● INPUT ROWS:
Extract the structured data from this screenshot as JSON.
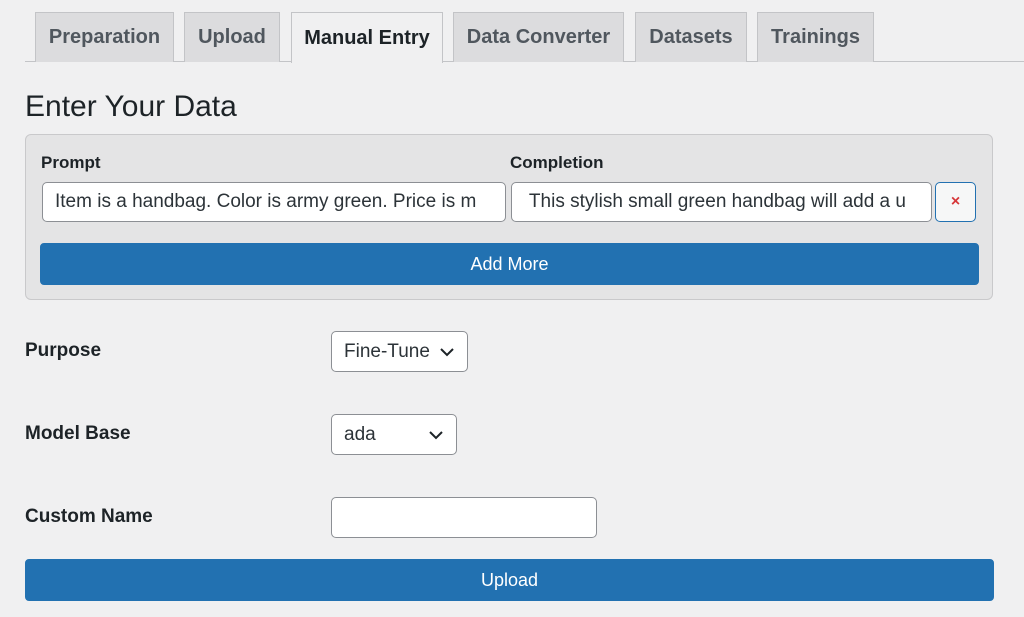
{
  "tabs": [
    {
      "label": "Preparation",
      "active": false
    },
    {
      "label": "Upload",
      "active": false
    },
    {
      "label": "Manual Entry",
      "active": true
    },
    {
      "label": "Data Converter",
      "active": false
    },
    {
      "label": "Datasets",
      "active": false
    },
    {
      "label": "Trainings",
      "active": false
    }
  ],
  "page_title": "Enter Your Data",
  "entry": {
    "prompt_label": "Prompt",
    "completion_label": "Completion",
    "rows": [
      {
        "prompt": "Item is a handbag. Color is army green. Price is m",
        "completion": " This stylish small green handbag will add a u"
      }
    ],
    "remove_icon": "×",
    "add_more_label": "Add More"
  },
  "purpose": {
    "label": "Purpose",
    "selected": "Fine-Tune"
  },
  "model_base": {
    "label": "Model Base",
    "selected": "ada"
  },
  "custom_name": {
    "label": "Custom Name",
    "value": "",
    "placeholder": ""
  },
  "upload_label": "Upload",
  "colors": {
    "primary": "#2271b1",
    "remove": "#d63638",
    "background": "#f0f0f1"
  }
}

==

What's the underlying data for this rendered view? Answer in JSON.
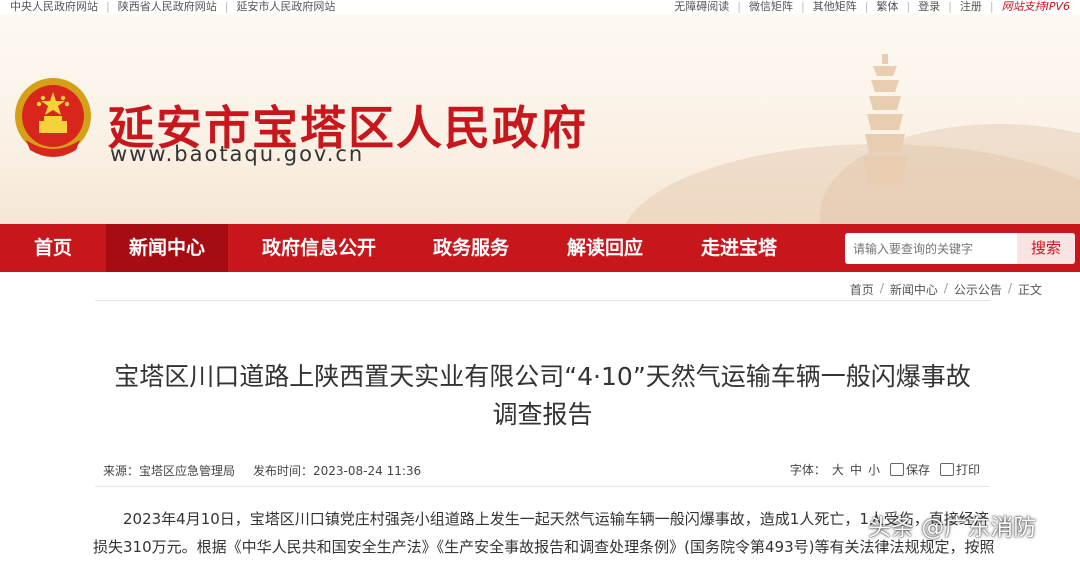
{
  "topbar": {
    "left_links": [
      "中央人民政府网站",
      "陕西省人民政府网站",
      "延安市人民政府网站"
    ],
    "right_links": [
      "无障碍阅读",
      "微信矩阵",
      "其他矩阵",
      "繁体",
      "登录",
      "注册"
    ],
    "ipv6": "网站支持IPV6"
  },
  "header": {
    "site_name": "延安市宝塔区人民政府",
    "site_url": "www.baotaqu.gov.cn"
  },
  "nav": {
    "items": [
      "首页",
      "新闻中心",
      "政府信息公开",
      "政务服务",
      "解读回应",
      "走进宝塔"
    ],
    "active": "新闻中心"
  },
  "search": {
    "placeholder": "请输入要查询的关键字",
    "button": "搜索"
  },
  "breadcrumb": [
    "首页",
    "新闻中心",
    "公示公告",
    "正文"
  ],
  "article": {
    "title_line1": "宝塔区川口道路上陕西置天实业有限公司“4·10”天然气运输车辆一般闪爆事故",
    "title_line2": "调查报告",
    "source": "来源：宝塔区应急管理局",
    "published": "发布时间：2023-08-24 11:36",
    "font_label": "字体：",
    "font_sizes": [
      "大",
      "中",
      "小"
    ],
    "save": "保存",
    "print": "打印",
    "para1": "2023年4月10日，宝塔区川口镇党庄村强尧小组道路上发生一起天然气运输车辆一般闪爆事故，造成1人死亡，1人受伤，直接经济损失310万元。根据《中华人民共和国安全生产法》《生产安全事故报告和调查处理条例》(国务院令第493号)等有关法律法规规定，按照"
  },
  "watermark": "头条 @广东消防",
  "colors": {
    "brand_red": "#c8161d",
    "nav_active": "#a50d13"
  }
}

* * *

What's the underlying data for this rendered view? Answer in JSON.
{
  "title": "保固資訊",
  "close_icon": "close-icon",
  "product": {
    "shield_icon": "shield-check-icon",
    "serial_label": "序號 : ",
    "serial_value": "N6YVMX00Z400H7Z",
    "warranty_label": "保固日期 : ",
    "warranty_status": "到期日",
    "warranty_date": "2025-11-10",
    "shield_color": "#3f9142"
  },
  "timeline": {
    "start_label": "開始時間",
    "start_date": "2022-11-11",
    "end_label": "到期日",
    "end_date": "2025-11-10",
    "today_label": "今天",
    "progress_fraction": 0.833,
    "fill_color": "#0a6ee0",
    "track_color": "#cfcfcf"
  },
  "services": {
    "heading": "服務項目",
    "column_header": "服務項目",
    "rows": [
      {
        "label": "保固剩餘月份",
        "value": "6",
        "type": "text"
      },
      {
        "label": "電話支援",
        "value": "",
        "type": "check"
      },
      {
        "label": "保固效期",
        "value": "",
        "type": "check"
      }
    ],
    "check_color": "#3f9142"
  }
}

● WHAT IS ASKED:
In the listing, find every line containing the word "handbag" and list it.

● THE COMPLETED TASK:
        "prompt": "Item is a handbag. Color is army green. Price is m",
        "completion": " This stylish small green handbag will add a u"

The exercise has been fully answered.